▶ _TASK DETAILS_
Print the whole listing exactly.

▶ _RECORDED DATA_
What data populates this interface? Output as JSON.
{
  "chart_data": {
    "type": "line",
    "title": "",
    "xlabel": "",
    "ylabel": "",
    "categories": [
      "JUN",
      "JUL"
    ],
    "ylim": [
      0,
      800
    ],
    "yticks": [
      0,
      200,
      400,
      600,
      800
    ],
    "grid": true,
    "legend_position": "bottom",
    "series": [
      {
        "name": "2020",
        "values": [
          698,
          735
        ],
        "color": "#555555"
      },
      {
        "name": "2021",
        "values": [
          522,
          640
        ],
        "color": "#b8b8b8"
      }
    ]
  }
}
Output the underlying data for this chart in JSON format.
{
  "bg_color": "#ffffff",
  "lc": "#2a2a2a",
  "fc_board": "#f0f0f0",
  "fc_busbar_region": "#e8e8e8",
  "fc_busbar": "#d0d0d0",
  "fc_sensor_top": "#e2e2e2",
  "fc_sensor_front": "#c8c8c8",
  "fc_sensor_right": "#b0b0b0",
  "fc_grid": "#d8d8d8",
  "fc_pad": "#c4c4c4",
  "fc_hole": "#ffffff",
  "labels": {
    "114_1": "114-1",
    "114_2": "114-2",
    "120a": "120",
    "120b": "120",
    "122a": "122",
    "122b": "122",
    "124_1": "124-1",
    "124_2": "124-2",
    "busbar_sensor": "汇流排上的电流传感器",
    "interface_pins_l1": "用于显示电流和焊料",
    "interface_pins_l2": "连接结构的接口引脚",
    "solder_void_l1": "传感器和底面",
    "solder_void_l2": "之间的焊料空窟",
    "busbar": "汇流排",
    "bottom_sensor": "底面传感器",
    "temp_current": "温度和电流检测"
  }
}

▶ _RESULT FOR THIS EXERCISE_
What data populates this interface? Output as JSON.
{
  "chart_data": {
    "type": "line",
    "title": "",
    "xlabel": "",
    "ylabel": "",
    "categories": [
      "JUN",
      "JUL"
    ],
    "ylim": [
      0,
      800
    ],
    "yticks": [
      0,
      200,
      400,
      600,
      800
    ],
    "grid": true,
    "legend_position": "bottom",
    "series": [
      {
        "name": "2020",
        "values": [
          698,
          735
        ],
        "color": "#555555"
      },
      {
        "name": "2021",
        "values": [
          522,
          640
        ],
        "color": "#b8b8b8"
      }
    ]
  }
}
Output the underlying data for this chart in JSON format.
{
  "bg_color": "#ffffff",
  "lc": "#2a2a2a",
  "fc_board": "#f0f0f0",
  "fc_busbar_region": "#e8e8e8",
  "fc_busbar": "#d0d0d0",
  "fc_sensor_top": "#e2e2e2",
  "fc_sensor_front": "#c8c8c8",
  "fc_sensor_right": "#b0b0b0",
  "fc_grid": "#d8d8d8",
  "fc_pad": "#c4c4c4",
  "fc_hole": "#ffffff",
  "labels": {
    "114_1": "114-1",
    "114_2": "114-2",
    "120a": "120",
    "120b": "120",
    "122a": "122",
    "122b": "122",
    "124_1": "124-1",
    "124_2": "124-2",
    "busbar_sensor": "汇流排上的电流传感器",
    "interface_pins_l1": "用于显示电流和焊料",
    "interface_pins_l2": "连接结构的接口引脚",
    "solder_void_l1": "传感器和底面",
    "solder_void_l2": "之间的焊料空窟",
    "busbar": "汇流排",
    "bottom_sensor": "底面传感器",
    "temp_current": "温度和电流检测"
  }
}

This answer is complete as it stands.